-- Start of Exercise materials --

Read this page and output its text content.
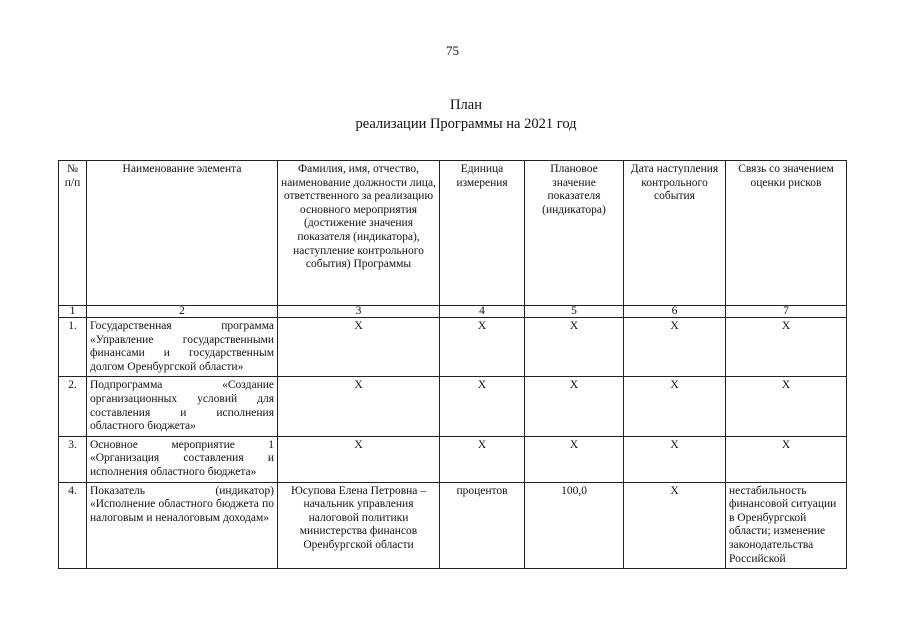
75
План
реализации Программы на 2021 год
№ п/п	Наименование элемента	Фамилия, имя, отчество, наименование должности лица, ответственного за реализацию основного мероприятия (достижение значения показателя (индикатора), наступление контрольного события) Программы	Единица измерения	Плановое значение показателя (индикатора)	Дата наступления контрольного события	Связь со значением оценки рисков
1	2	3	4	5	6	7
1.	Государственная программа «Управление государственными финансами и государственным долгом Оренбургской области»	Х	Х	Х	Х	Х
2.	Подпрограмма «Создание организационных условий для составления и исполнения областного бюджета»	Х	Х	Х	Х	Х
3.	Основное мероприятие 1 «Организация составления и исполнения областного бюджета»	Х	Х	Х	Х	Х
4.	Показатель (индикатор) «Исполнение областного бюджета по налоговым и неналоговым доходам»	Юсупова Елена Петровна – начальник управления налоговой политики министерства финансов Оренбургской области	процентов	100,0	Х	нестабильность финансовой ситуации в Оренбургской области; изменение законодательства Российской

-- End of Exercise materials --

> **Prompt**
Go through the listing above and quote it exactly, apart from its images.

> **Task answer**
Read this page and output its text content.
75
План
реализации Программы на 2021 год
№ п/п	Наименование элемента	Фамилия, имя, отчество, наименование должности лица, ответственного за реализацию основного мероприятия (достижение значения показателя (индикатора), наступление контрольного события) Программы	Единица измерения	Плановое значение показателя (индикатора)	Дата наступления контрольного события	Связь со значением оценки рисков
1	2	3	4	5	6	7
1.	Государственная программа «Управление государственными финансами и государственным долгом Оренбургской области»	Х	Х	Х	Х	Х
2.	Подпрограмма «Создание организационных условий для составления и исполнения областного бюджета»	Х	Х	Х	Х	Х
3.	Основное мероприятие 1 «Организация составления и исполнения областного бюджета»	Х	Х	Х	Х	Х
4.	Показатель (индикатор) «Исполнение областного бюджета по налоговым и неналоговым доходам»	Юсупова Елена Петровна – начальник управления налоговой политики министерства финансов Оренбургской области	процентов	100,0	Х	нестабильность финансовой ситуации в Оренбургской области; изменение законодательства Российской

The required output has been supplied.